EXERCISE GOAL. Show every line containing "duration" by copying it.

INFORMATION SHOWN.
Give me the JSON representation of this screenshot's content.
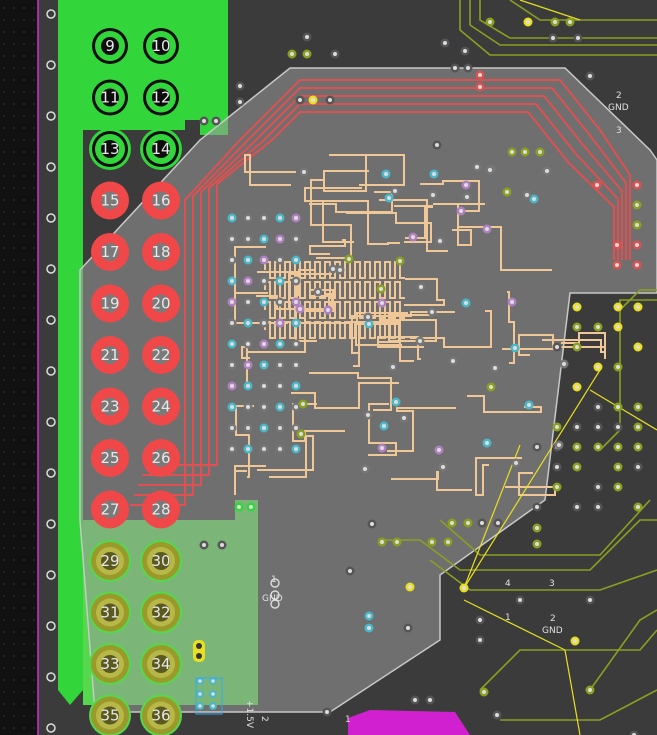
{
  "app": {
    "title": "PCB layout view"
  },
  "colors": {
    "background": "#3b3b3b",
    "copper_green": "#33d63a",
    "copper_light_green": "#55d84e",
    "pad_red": "#f04848",
    "pad_olive": "#9a9a2a",
    "zone_overlay": "#8a8a8a",
    "trace_red": "#e05050",
    "trace_tan": "#f0c898",
    "trace_olive": "#8aa020",
    "trace_yellow": "#e8e020",
    "keepout_magenta": "#d020d0"
  },
  "header_pins": [
    {
      "label": "9",
      "type": "green"
    },
    {
      "label": "10",
      "type": "green"
    },
    {
      "label": "11",
      "type": "green"
    },
    {
      "label": "12",
      "type": "green"
    },
    {
      "label": "13",
      "type": "green"
    },
    {
      "label": "14",
      "type": "green"
    },
    {
      "label": "15",
      "type": "red"
    },
    {
      "label": "16",
      "type": "red"
    },
    {
      "label": "17",
      "type": "red"
    },
    {
      "label": "18",
      "type": "red"
    },
    {
      "label": "19",
      "type": "red"
    },
    {
      "label": "20",
      "type": "red"
    },
    {
      "label": "21",
      "type": "red"
    },
    {
      "label": "22",
      "type": "red"
    },
    {
      "label": "23",
      "type": "red"
    },
    {
      "label": "24",
      "type": "red"
    },
    {
      "label": "25",
      "type": "red"
    },
    {
      "label": "26",
      "type": "red"
    },
    {
      "label": "27",
      "type": "red"
    },
    {
      "label": "28",
      "type": "red"
    },
    {
      "label": "29",
      "type": "olive"
    },
    {
      "label": "30",
      "type": "olive"
    },
    {
      "label": "31",
      "type": "olive"
    },
    {
      "label": "32",
      "type": "olive"
    },
    {
      "label": "33",
      "type": "olive"
    },
    {
      "label": "34",
      "type": "olive"
    },
    {
      "label": "35",
      "type": "olive"
    },
    {
      "label": "36",
      "type": "olive"
    }
  ],
  "silkscreen": {
    "gnd_top_right_num": "2",
    "gnd_top_right": "GND",
    "top_right_3": "3",
    "center_num": "1",
    "center_gnd": "GND",
    "bottom_4": "4",
    "bottom_3": "3",
    "bottom_1": "1",
    "bottom_2": "2",
    "bottom_gnd": "GND",
    "bottom_left_text": "+1.5V",
    "bottom_left_num": "2",
    "bottom_magenta_num": "1"
  }
}
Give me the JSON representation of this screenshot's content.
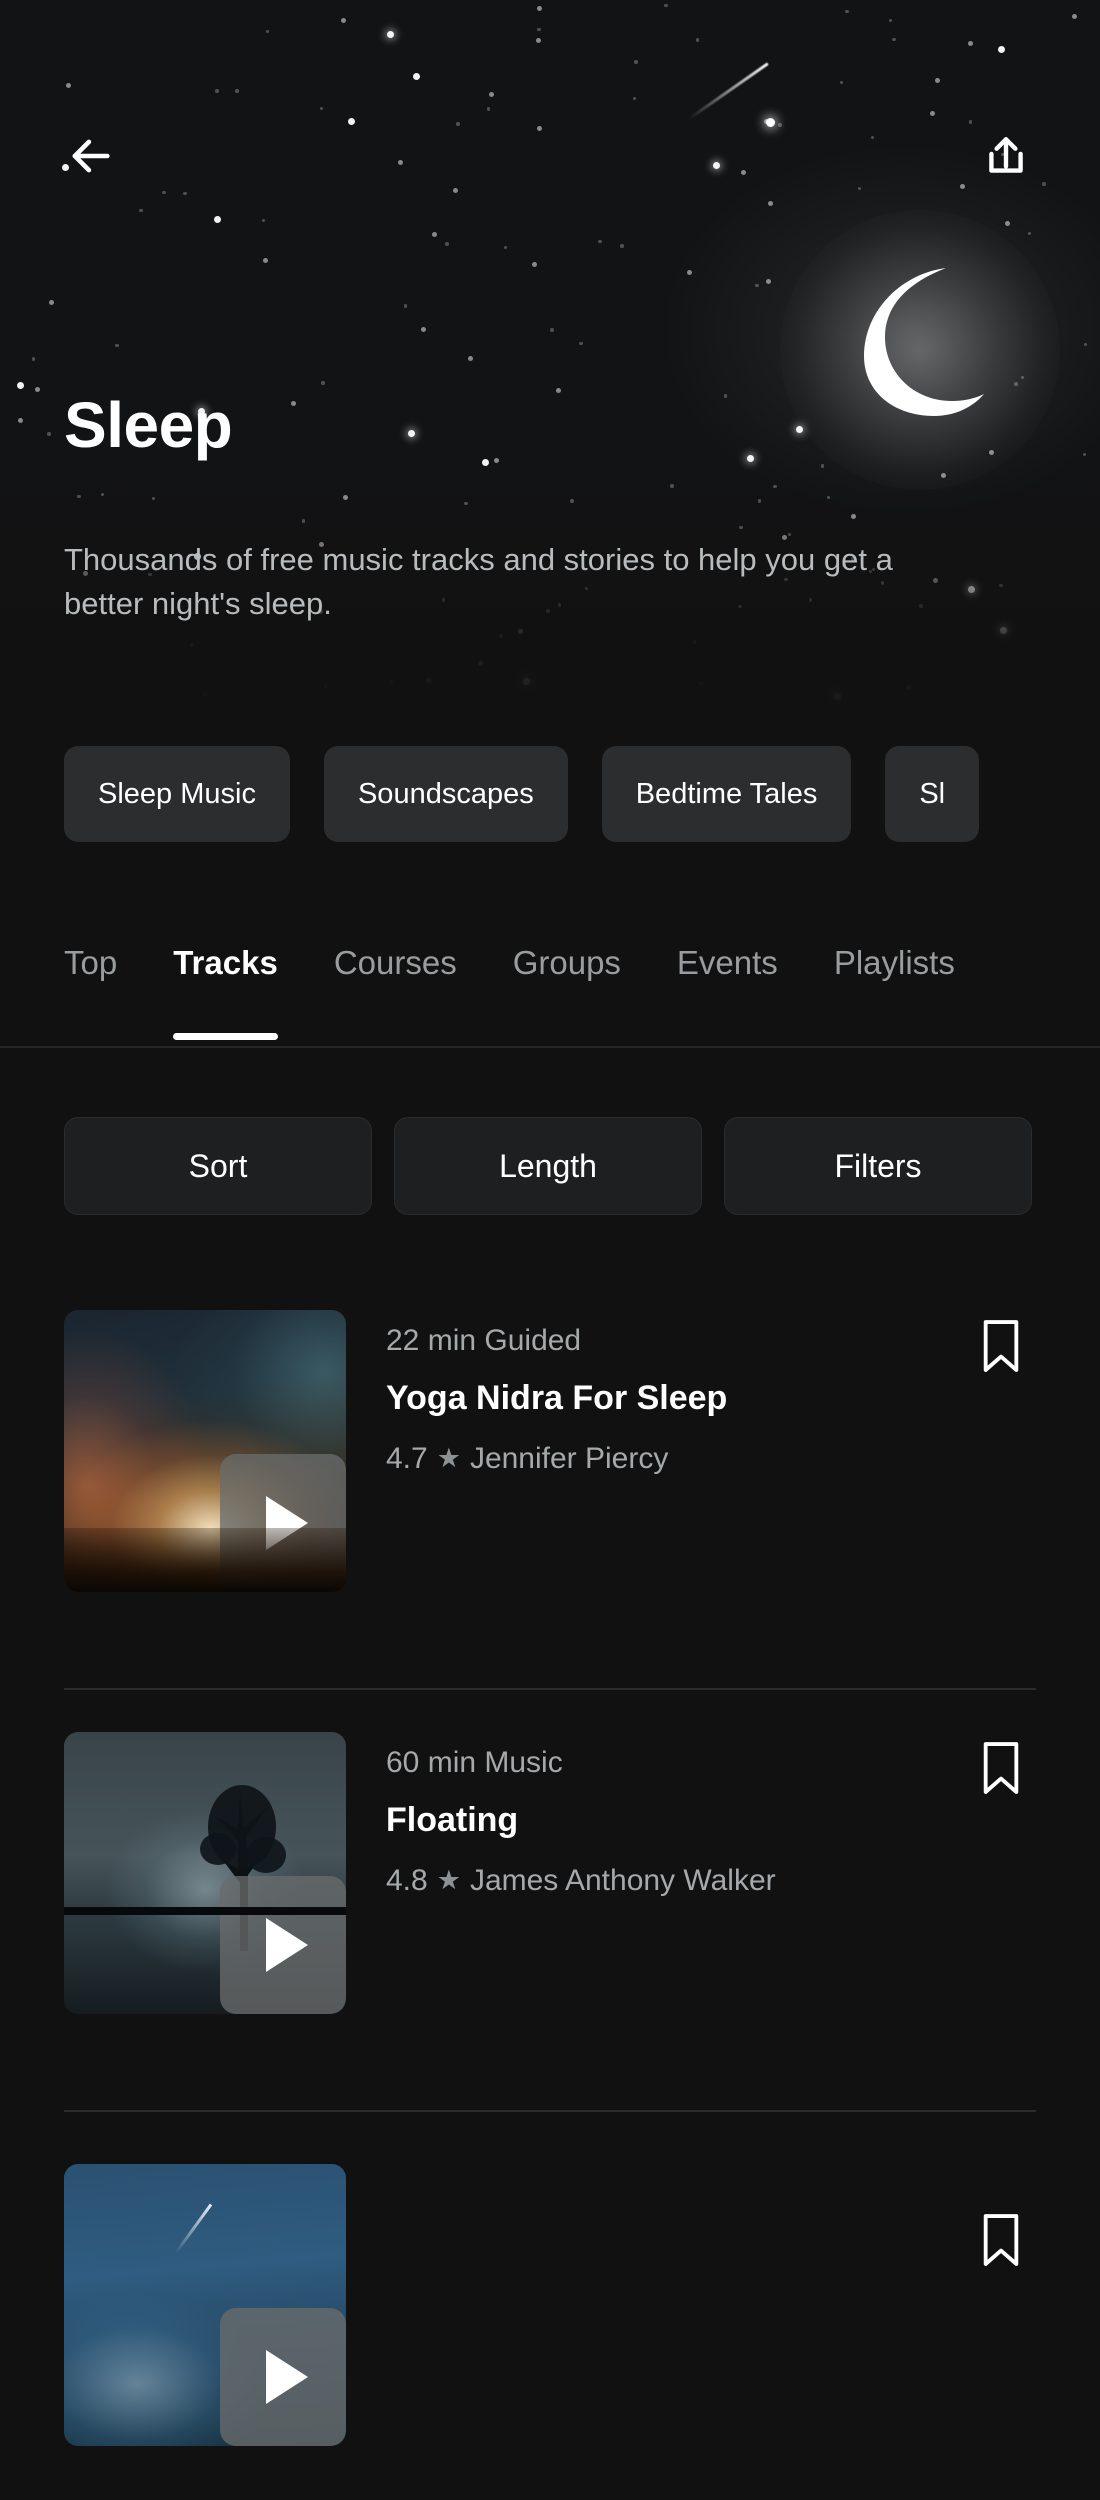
{
  "header": {
    "back_icon": "arrow-left-icon",
    "share_icon": "share-upload-icon",
    "moon_icon": "crescent-moon-icon",
    "title": "Sleep",
    "subtitle": "Thousands of free music tracks and stories to help you get a better night's sleep."
  },
  "categories": [
    {
      "label": "Sleep Music"
    },
    {
      "label": "Soundscapes"
    },
    {
      "label": "Bedtime Tales"
    },
    {
      "label": "Sl"
    }
  ],
  "tabs": [
    {
      "label": "Top",
      "active": false
    },
    {
      "label": "Tracks",
      "active": true
    },
    {
      "label": "Courses",
      "active": false
    },
    {
      "label": "Groups",
      "active": false
    },
    {
      "label": "Events",
      "active": false
    },
    {
      "label": "Playlists",
      "active": false
    }
  ],
  "filters": [
    {
      "label": "Sort"
    },
    {
      "label": "Length"
    },
    {
      "label": "Filters"
    }
  ],
  "tracks": [
    {
      "duration": "22 min Guided",
      "title": "Yoga Nidra For Sleep",
      "rating": "4.7",
      "star": "★",
      "author": "Jennifer Piercy",
      "play_icon": "play-icon",
      "bookmark_icon": "bookmark-icon"
    },
    {
      "duration": "60 min Music",
      "title": "Floating",
      "rating": "4.8",
      "star": "★",
      "author": "James Anthony Walker",
      "play_icon": "play-icon",
      "bookmark_icon": "bookmark-icon"
    }
  ],
  "colors": {
    "background": "#111111",
    "chip_background": "#2b2d2f",
    "filter_background": "#1d1f21",
    "text_primary": "#ffffff",
    "text_secondary": "#a6a9ab",
    "divider": "#2a2c2e",
    "active_underline": "#ffffff"
  }
}
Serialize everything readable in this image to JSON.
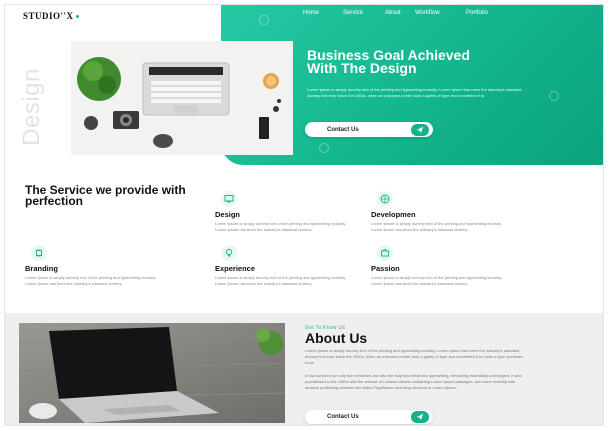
{
  "brand": {
    "logo": "STUDIO''X",
    "accent": "#16b890"
  },
  "nav": [
    "Home",
    "Service",
    "About",
    "Workflow",
    "Portfolio"
  ],
  "hero": {
    "watermark": "Design",
    "title": "Business Goal Achieved With The Design",
    "text": "Lorem Ipsum is simply dummy text of the printing and typesetting industry. Lorem Ipsum has been the industry's standard dummy text ever since the 1500s, when an unknown printer took a galley of type and scrambled it to",
    "button": "Contact Us",
    "button_icon": "send-icon"
  },
  "services": {
    "title": "The Service we provide with perfection",
    "items": [
      {
        "icon": "monitor-icon",
        "name": "Design",
        "desc": "Lorem Ipsum is simply dummy text of the printing and typesetting industry. Lorem Ipsum has been the industry's standard dummy."
      },
      {
        "icon": "globe-icon",
        "name": "Developmen",
        "desc": "Lorem Ipsum is simply dummy text of the printing and typesetting industry. Lorem Ipsum has been the industry's standard dummy."
      },
      {
        "icon": "chip-icon",
        "name": "Branding",
        "desc": "Lorem Ipsum is simply dummy text of the printing and typesetting industry. Lorem Ipsum has been the industry's standard dummy."
      },
      {
        "icon": "bulb-icon",
        "name": "Experience",
        "desc": "Lorem Ipsum is simply dummy text of the printing and typesetting industry. Lorem Ipsum has been the industry's standard dummy."
      },
      {
        "icon": "briefcase-icon",
        "name": "Passion",
        "desc": "Lorem Ipsum is simply dummy text of the printing and typesetting industry. Lorem Ipsum has been the industry's standard dummy."
      }
    ]
  },
  "about": {
    "kicker": "Get To Know Us",
    "title": "About Us",
    "p1": "Lorem Ipsum is simply dummy text of the printing and typesetting industry. Lorem Ipsum has been the industry's standard dummy text ever since the 1500s, when an unknown printer took a galley of type and scrambled it to make a type specimen book.",
    "p2": "It has survived not only five centuries, but also the leap into electronic typesetting, remaining essentially unchanged. It was popularised in the 1960s with the release of Letraset sheets containing Lorem Ipsum passages, and more recently with desktop publishing software like Aldus PageMaker including versions of Lorem Ipsum.",
    "button": "Contact Us"
  }
}
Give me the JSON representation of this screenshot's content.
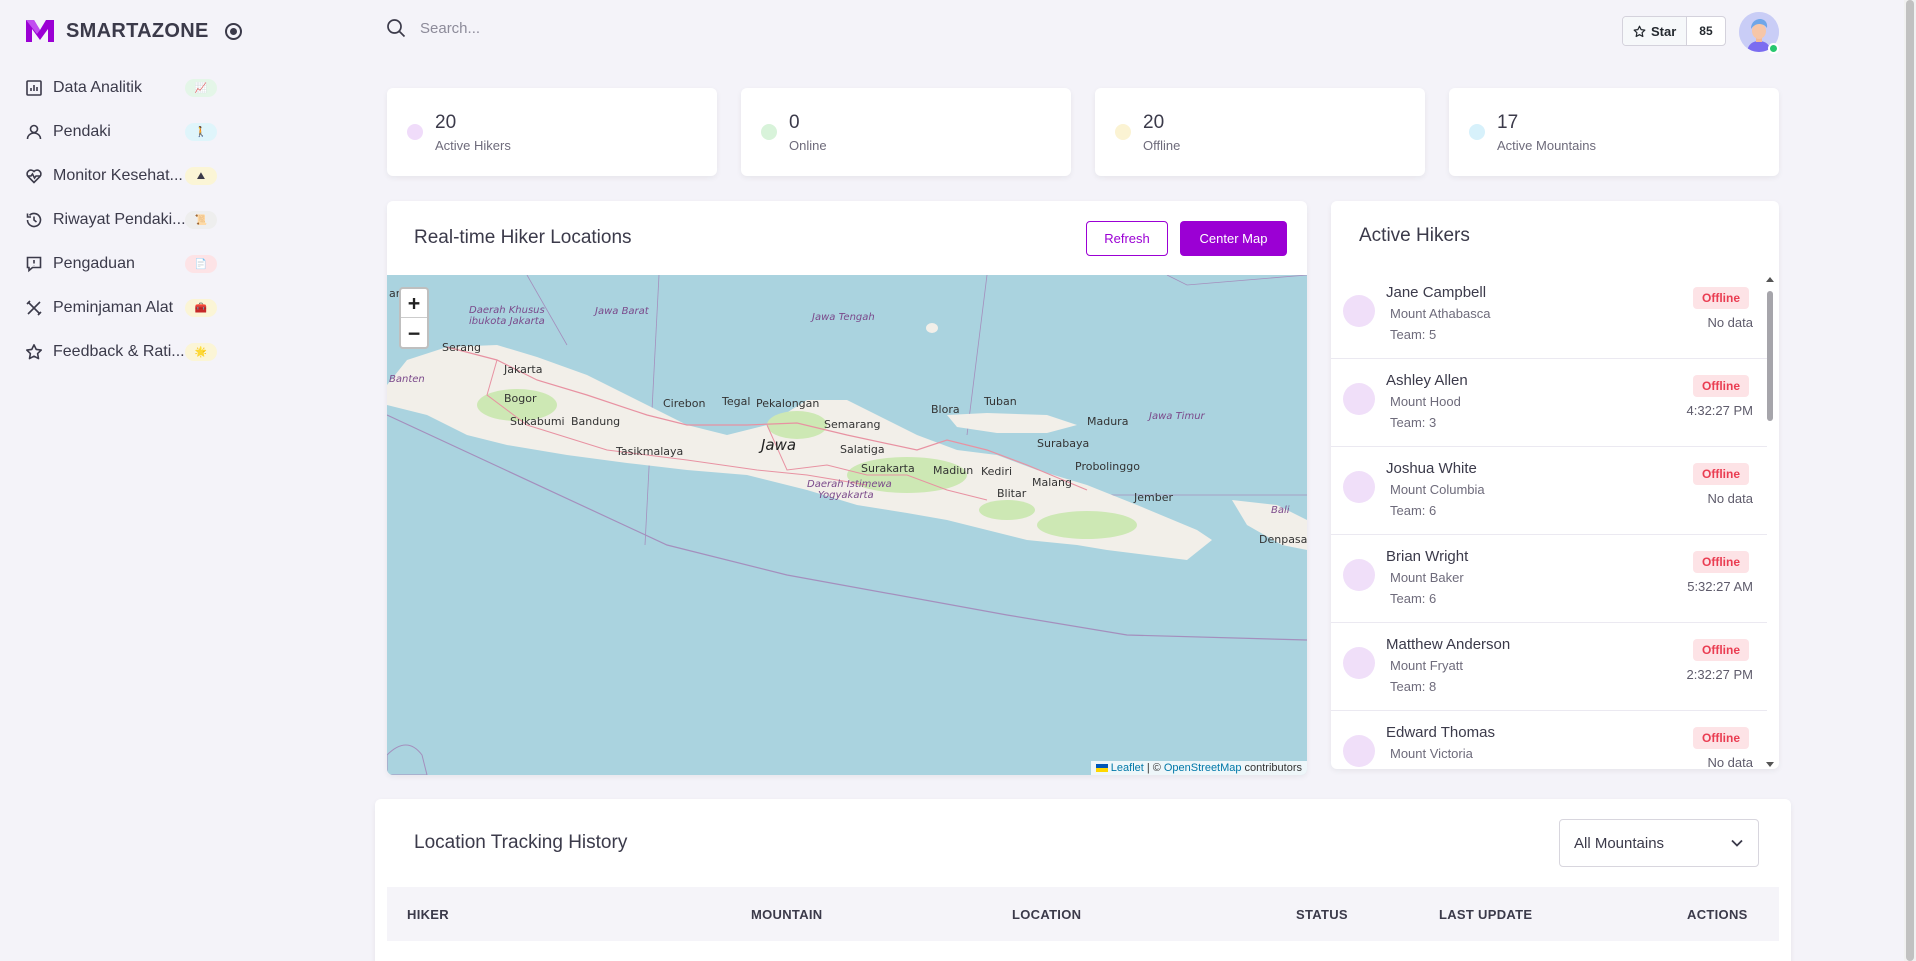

TASK RESULT.
      "duration": "22 min Guided",
      "duration": "60 min Music",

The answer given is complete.